-- Data for this exercise start --

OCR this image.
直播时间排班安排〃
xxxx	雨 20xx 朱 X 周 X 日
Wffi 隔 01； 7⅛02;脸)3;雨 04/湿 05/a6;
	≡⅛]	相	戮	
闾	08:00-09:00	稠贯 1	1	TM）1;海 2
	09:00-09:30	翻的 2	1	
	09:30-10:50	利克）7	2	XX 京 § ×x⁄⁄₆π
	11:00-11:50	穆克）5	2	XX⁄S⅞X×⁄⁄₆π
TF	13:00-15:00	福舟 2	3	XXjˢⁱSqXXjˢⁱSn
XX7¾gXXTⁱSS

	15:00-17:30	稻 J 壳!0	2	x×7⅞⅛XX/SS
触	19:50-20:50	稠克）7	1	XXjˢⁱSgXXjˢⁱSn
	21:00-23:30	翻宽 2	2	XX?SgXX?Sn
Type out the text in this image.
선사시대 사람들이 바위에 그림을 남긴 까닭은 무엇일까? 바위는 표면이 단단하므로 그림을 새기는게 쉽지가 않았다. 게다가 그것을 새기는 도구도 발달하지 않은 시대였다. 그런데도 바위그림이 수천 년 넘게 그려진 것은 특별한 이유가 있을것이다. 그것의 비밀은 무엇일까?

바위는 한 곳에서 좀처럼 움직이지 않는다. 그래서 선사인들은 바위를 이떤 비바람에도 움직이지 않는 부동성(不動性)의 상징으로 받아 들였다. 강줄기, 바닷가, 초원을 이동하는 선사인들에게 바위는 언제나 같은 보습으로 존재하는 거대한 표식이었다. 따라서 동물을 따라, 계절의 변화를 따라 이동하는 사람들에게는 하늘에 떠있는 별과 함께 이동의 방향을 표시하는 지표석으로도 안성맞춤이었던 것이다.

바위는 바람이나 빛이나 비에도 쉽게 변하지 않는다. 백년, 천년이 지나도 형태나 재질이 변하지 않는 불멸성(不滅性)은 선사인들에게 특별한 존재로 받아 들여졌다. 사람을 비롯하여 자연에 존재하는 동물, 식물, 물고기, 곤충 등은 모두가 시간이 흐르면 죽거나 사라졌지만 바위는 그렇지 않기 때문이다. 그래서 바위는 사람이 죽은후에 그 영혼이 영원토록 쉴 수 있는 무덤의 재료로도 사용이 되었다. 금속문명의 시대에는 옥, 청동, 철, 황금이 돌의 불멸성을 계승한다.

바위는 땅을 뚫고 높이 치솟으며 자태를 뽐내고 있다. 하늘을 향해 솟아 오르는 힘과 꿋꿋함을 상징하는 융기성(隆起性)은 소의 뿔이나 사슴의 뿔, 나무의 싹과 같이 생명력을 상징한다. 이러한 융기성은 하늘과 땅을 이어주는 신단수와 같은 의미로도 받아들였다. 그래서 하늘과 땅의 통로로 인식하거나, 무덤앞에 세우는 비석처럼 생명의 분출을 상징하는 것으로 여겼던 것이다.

-- Data for this exercise end --

**Description of the task:** Lines holding the word "존재하는" in the entries above are the ones to pull out. Copy them all.

**The response:**
바위는 한 곳에서 좀처럼 움직이지 않는다. 그래서 선사인들은 바위를 이떤 비바람에도 움직이지 않는 부동성(不動性)의 상징으로 받아 들였다. 강줄기, 바닷가, 초원을 이동하는 선사인들에게 바위는 언제나 같은 보습으로 존재하는 거대한 표식이었다. 따라서 동물을 따라, 계절의 변화를 따라 이동하는 사람들에게는 하늘에 떠있는 별과 함께 이동의 방향을 표시하는 지표석으로도 안성맞춤이었던 것이다.
바위는 바람이나 빛이나 비에도 쉽게 변하지 않는다. 백년, 천년이 지나도 형태나 재질이 변하지 않는 불멸성(不滅性)은 선사인들에게 특별한 존재로 받아 들여졌다. 사람을 비롯하여 자연에 존재하는 동물, 식물, 물고기, 곤충 등은 모두가 시간이 흐르면 죽거나 사라졌지만 바위는 그렇지 않기 때문이다. 그래서 바위는 사람이 죽은후에 그 영혼이 영원토록 쉴 수 있는 무덤의 재료로도 사용이 되었다. 금속문명의 시대에는 옥, 청동, 철, 황금이 돌의 불멸성을 계승한다.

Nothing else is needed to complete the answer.